Give only the number of lines in the data that include the string "icon".

[Records from a collection of figures]
════════════════
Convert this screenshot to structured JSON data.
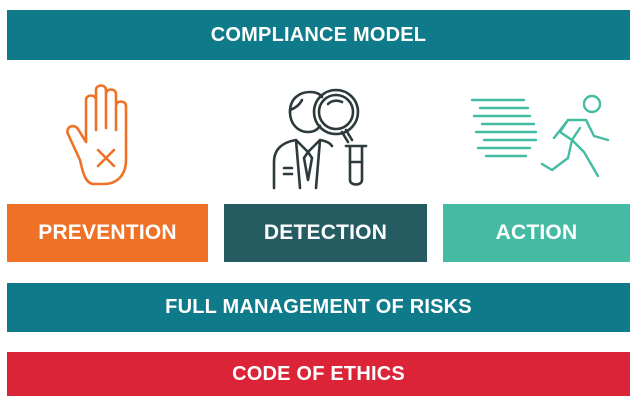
{
  "header": {
    "title": "COMPLIANCE MODEL"
  },
  "pillars": [
    {
      "label": "PREVENTION",
      "icon": "stop-hand-icon",
      "color": "#ef7125"
    },
    {
      "label": "DETECTION",
      "icon": "magnifier-inspector-icon",
      "color": "#255c62"
    },
    {
      "label": "ACTION",
      "icon": "running-person-icon",
      "color": "#44bba2"
    }
  ],
  "risks": {
    "label": "FULL MANAGEMENT OF RISKS"
  },
  "ethics": {
    "label": "CODE OF ETHICS"
  },
  "colors": {
    "primary": "#0f7a8a",
    "ethics": "#dc2438"
  }
}
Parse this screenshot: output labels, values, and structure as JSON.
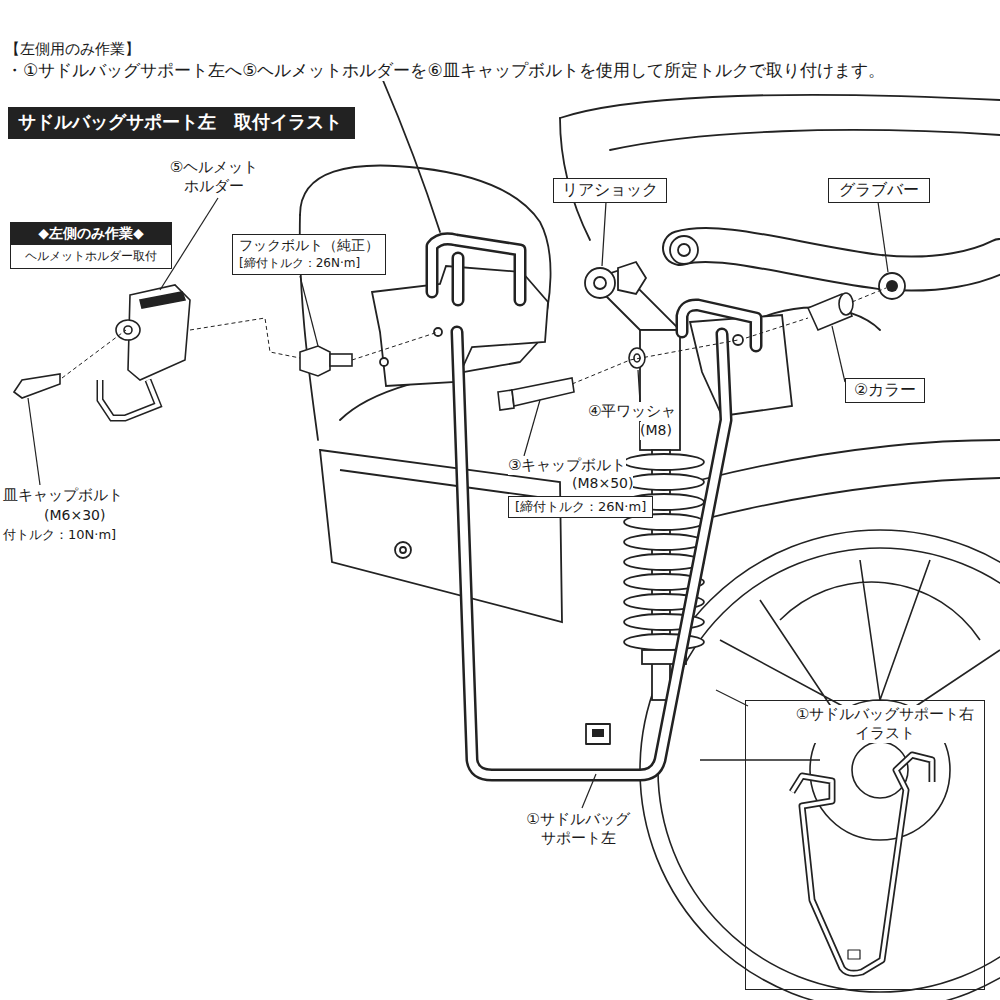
{
  "diagram": {
    "nodes": [
      {
        "text": [
          "サドルバッグサポート左　取付イラスト"
        ]
      },
      {
        "text": [
          "◆左側のみ作業◆",
          "ヘルメットホルダー取付"
        ]
      },
      {
        "text": [
          "フックボルト（純正）",
          "[締付トルク：26N·m]"
        ]
      },
      {
        "text": [
          "リアショック"
        ]
      },
      {
        "text": [
          "グラブバー"
        ]
      },
      {
        "text": [
          "②カラー"
        ]
      },
      {
        "text": [
          "[締付トルク：26N·m]"
        ]
      },
      {
        "text": [
          "①サドルバッグサポート右 イラスト"
        ]
      }
    ],
    "labels": [
      "【左側用のみ作業】",
      "・①サドルバッグサポート左へ⑤ヘルメットホルダーを⑥皿キャップボルトを使用して所定トルクで取り付けます。",
      "⑤ヘルメット ホルダー",
      "④平ワッシャ",
      "(M8)",
      "③キャップボルト",
      "(M8×50)",
      "皿キャップボルト",
      "(M6×30)",
      "付トルク：10N·m]",
      "①サドルバッグ サポート左"
    ]
  }
}
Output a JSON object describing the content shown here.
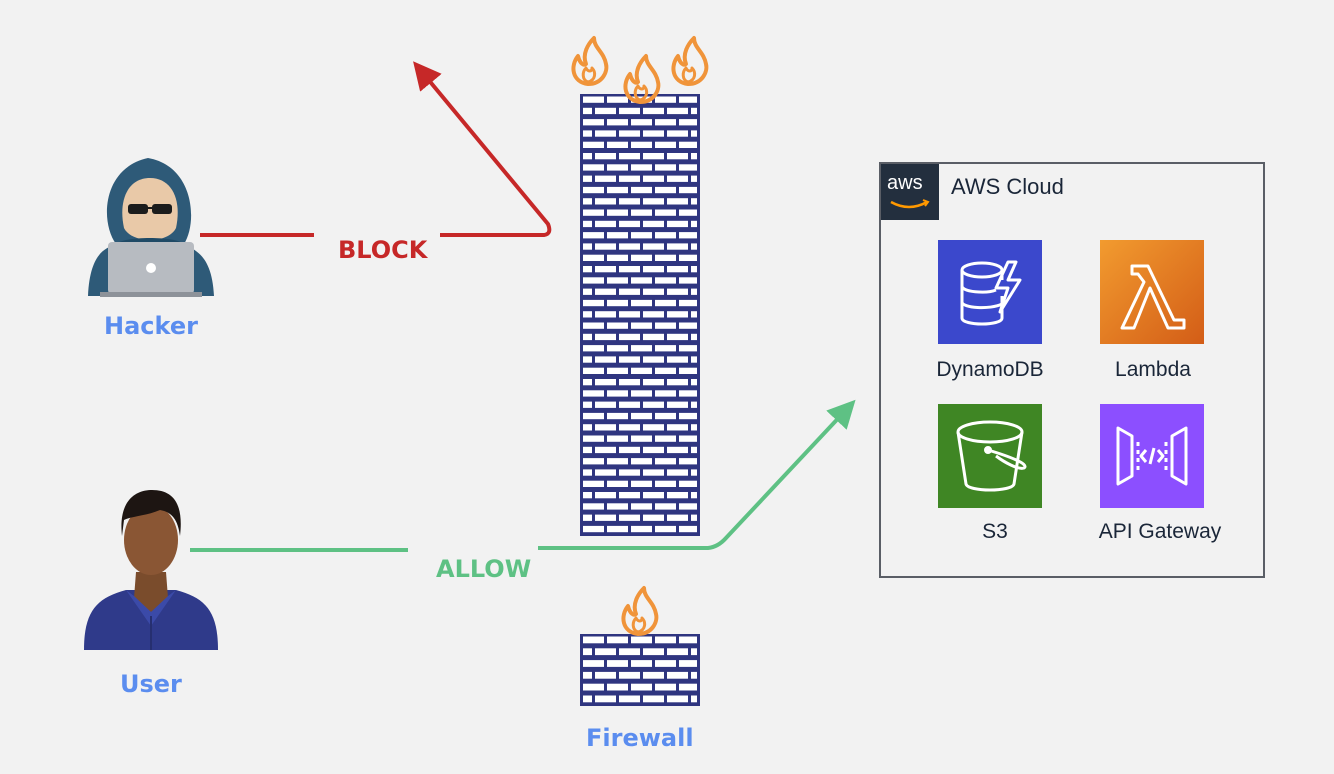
════════════════
[Worked answer]
3